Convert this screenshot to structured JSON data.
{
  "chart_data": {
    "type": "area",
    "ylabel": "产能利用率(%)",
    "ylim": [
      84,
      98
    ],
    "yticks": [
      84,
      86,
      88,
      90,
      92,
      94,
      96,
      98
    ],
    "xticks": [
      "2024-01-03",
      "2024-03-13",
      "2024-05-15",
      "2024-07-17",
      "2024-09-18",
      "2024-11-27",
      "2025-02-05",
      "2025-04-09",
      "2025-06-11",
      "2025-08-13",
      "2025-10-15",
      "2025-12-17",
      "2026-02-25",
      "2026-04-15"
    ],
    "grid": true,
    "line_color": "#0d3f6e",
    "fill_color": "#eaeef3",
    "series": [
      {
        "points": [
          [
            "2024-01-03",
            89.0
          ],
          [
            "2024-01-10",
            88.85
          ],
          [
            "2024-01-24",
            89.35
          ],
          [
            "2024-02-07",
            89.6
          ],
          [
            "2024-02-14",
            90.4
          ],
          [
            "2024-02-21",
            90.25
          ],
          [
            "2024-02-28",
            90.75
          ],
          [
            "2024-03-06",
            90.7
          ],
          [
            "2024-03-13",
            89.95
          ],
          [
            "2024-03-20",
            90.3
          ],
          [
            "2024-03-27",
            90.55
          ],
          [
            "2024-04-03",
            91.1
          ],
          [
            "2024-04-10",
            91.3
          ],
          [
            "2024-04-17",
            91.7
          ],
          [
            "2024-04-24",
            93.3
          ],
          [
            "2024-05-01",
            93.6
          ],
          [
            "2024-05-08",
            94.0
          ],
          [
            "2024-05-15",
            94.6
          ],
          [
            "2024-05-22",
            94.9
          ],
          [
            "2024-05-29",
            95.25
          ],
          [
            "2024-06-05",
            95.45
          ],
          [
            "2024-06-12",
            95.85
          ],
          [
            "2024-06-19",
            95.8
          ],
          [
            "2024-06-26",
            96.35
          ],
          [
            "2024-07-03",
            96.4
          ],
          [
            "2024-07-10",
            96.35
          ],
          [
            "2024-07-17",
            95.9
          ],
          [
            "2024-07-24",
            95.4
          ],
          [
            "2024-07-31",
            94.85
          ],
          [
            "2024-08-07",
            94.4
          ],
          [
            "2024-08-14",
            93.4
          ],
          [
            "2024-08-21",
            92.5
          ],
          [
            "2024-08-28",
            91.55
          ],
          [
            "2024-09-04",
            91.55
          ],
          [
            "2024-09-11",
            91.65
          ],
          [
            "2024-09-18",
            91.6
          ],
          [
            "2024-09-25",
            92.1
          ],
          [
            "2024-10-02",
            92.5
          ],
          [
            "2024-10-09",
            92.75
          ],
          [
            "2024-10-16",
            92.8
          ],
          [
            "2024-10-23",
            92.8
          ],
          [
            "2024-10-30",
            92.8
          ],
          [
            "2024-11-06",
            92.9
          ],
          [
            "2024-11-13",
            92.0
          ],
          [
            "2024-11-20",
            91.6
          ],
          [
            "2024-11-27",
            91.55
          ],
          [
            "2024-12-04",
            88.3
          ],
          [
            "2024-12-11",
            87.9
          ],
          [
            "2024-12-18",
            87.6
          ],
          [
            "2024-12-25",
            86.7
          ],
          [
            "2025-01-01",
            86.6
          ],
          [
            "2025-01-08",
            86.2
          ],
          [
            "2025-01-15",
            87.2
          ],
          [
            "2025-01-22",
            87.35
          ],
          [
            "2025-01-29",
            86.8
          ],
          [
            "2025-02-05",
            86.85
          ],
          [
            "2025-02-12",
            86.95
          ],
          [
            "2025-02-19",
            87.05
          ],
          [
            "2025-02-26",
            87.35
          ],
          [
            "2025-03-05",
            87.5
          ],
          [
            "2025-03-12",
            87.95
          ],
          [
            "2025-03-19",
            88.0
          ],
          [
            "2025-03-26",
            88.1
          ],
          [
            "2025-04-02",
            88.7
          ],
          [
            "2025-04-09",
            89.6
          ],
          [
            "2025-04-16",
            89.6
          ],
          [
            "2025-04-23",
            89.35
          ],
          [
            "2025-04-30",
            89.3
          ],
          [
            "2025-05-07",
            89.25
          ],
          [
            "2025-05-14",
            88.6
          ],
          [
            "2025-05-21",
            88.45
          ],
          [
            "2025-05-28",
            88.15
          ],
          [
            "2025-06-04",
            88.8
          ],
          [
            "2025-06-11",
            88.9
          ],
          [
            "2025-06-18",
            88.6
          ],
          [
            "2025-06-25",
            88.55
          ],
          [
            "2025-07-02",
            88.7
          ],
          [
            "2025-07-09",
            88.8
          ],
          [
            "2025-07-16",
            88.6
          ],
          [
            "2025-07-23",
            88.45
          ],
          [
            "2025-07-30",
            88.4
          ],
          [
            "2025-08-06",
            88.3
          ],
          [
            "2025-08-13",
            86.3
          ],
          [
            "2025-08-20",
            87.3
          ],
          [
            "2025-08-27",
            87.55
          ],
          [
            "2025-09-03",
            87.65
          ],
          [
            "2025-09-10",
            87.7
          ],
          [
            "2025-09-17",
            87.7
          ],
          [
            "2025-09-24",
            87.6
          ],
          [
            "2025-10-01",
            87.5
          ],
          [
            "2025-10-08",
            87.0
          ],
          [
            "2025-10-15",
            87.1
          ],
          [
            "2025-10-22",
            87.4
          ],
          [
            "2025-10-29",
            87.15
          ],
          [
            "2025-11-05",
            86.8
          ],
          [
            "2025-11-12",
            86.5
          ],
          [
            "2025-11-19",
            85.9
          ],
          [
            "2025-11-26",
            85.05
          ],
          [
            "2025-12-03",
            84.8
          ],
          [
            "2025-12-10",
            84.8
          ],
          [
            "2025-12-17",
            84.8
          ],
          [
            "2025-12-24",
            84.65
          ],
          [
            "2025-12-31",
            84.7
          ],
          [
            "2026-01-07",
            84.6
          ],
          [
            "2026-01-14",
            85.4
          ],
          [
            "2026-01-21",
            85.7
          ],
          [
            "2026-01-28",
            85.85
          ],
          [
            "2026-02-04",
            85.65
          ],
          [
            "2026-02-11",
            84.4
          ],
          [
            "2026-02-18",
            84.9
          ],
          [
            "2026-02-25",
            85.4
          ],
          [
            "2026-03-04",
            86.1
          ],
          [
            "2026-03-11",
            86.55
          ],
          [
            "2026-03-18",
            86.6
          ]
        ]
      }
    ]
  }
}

## Exercise
Each line of the material should be duplicated exactly, please.

## Answer to this exercise
Convert this screenshot to structured JSON data.
{
  "chart_data": {
    "type": "area",
    "ylabel": "产能利用率(%)",
    "ylim": [
      84,
      98
    ],
    "yticks": [
      84,
      86,
      88,
      90,
      92,
      94,
      96,
      98
    ],
    "xticks": [
      "2024-01-03",
      "2024-03-13",
      "2024-05-15",
      "2024-07-17",
      "2024-09-18",
      "2024-11-27",
      "2025-02-05",
      "2025-04-09",
      "2025-06-11",
      "2025-08-13",
      "2025-10-15",
      "2025-12-17",
      "2026-02-25",
      "2026-04-15"
    ],
    "grid": true,
    "line_color": "#0d3f6e",
    "fill_color": "#eaeef3",
    "series": [
      {
        "points": [
          [
            "2024-01-03",
            89.0
          ],
          [
            "2024-01-10",
            88.85
          ],
          [
            "2024-01-24",
            89.35
          ],
          [
            "2024-02-07",
            89.6
          ],
          [
            "2024-02-14",
            90.4
          ],
          [
            "2024-02-21",
            90.25
          ],
          [
            "2024-02-28",
            90.75
          ],
          [
            "2024-03-06",
            90.7
          ],
          [
            "2024-03-13",
            89.95
          ],
          [
            "2024-03-20",
            90.3
          ],
          [
            "2024-03-27",
            90.55
          ],
          [
            "2024-04-03",
            91.1
          ],
          [
            "2024-04-10",
            91.3
          ],
          [
            "2024-04-17",
            91.7
          ],
          [
            "2024-04-24",
            93.3
          ],
          [
            "2024-05-01",
            93.6
          ],
          [
            "2024-05-08",
            94.0
          ],
          [
            "2024-05-15",
            94.6
          ],
          [
            "2024-05-22",
            94.9
          ],
          [
            "2024-05-29",
            95.25
          ],
          [
            "2024-06-05",
            95.45
          ],
          [
            "2024-06-12",
            95.85
          ],
          [
            "2024-06-19",
            95.8
          ],
          [
            "2024-06-26",
            96.35
          ],
          [
            "2024-07-03",
            96.4
          ],
          [
            "2024-07-10",
            96.35
          ],
          [
            "2024-07-17",
            95.9
          ],
          [
            "2024-07-24",
            95.4
          ],
          [
            "2024-07-31",
            94.85
          ],
          [
            "2024-08-07",
            94.4
          ],
          [
            "2024-08-14",
            93.4
          ],
          [
            "2024-08-21",
            92.5
          ],
          [
            "2024-08-28",
            91.55
          ],
          [
            "2024-09-04",
            91.55
          ],
          [
            "2024-09-11",
            91.65
          ],
          [
            "2024-09-18",
            91.6
          ],
          [
            "2024-09-25",
            92.1
          ],
          [
            "2024-10-02",
            92.5
          ],
          [
            "2024-10-09",
            92.75
          ],
          [
            "2024-10-16",
            92.8
          ],
          [
            "2024-10-23",
            92.8
          ],
          [
            "2024-10-30",
            92.8
          ],
          [
            "2024-11-06",
            92.9
          ],
          [
            "2024-11-13",
            92.0
          ],
          [
            "2024-11-20",
            91.6
          ],
          [
            "2024-11-27",
            91.55
          ],
          [
            "2024-12-04",
            88.3
          ],
          [
            "2024-12-11",
            87.9
          ],
          [
            "2024-12-18",
            87.6
          ],
          [
            "2024-12-25",
            86.7
          ],
          [
            "2025-01-01",
            86.6
          ],
          [
            "2025-01-08",
            86.2
          ],
          [
            "2025-01-15",
            87.2
          ],
          [
            "2025-01-22",
            87.35
          ],
          [
            "2025-01-29",
            86.8
          ],
          [
            "2025-02-05",
            86.85
          ],
          [
            "2025-02-12",
            86.95
          ],
          [
            "2025-02-19",
            87.05
          ],
          [
            "2025-02-26",
            87.35
          ],
          [
            "2025-03-05",
            87.5
          ],
          [
            "2025-03-12",
            87.95
          ],
          [
            "2025-03-19",
            88.0
          ],
          [
            "2025-03-26",
            88.1
          ],
          [
            "2025-04-02",
            88.7
          ],
          [
            "2025-04-09",
            89.6
          ],
          [
            "2025-04-16",
            89.6
          ],
          [
            "2025-04-23",
            89.35
          ],
          [
            "2025-04-30",
            89.3
          ],
          [
            "2025-05-07",
            89.25
          ],
          [
            "2025-05-14",
            88.6
          ],
          [
            "2025-05-21",
            88.45
          ],
          [
            "2025-05-28",
            88.15
          ],
          [
            "2025-06-04",
            88.8
          ],
          [
            "2025-06-11",
            88.9
          ],
          [
            "2025-06-18",
            88.6
          ],
          [
            "2025-06-25",
            88.55
          ],
          [
            "2025-07-02",
            88.7
          ],
          [
            "2025-07-09",
            88.8
          ],
          [
            "2025-07-16",
            88.6
          ],
          [
            "2025-07-23",
            88.45
          ],
          [
            "2025-07-30",
            88.4
          ],
          [
            "2025-08-06",
            88.3
          ],
          [
            "2025-08-13",
            86.3
          ],
          [
            "2025-08-20",
            87.3
          ],
          [
            "2025-08-27",
            87.55
          ],
          [
            "2025-09-03",
            87.65
          ],
          [
            "2025-09-10",
            87.7
          ],
          [
            "2025-09-17",
            87.7
          ],
          [
            "2025-09-24",
            87.6
          ],
          [
            "2025-10-01",
            87.5
          ],
          [
            "2025-10-08",
            87.0
          ],
          [
            "2025-10-15",
            87.1
          ],
          [
            "2025-10-22",
            87.4
          ],
          [
            "2025-10-29",
            87.15
          ],
          [
            "2025-11-05",
            86.8
          ],
          [
            "2025-11-12",
            86.5
          ],
          [
            "2025-11-19",
            85.9
          ],
          [
            "2025-11-26",
            85.05
          ],
          [
            "2025-12-03",
            84.8
          ],
          [
            "2025-12-10",
            84.8
          ],
          [
            "2025-12-17",
            84.8
          ],
          [
            "2025-12-24",
            84.65
          ],
          [
            "2025-12-31",
            84.7
          ],
          [
            "2026-01-07",
            84.6
          ],
          [
            "2026-01-14",
            85.4
          ],
          [
            "2026-01-21",
            85.7
          ],
          [
            "2026-01-28",
            85.85
          ],
          [
            "2026-02-04",
            85.65
          ],
          [
            "2026-02-11",
            84.4
          ],
          [
            "2026-02-18",
            84.9
          ],
          [
            "2026-02-25",
            85.4
          ],
          [
            "2026-03-04",
            86.1
          ],
          [
            "2026-03-11",
            86.55
          ],
          [
            "2026-03-18",
            86.6
          ]
        ]
      }
    ]
  }
}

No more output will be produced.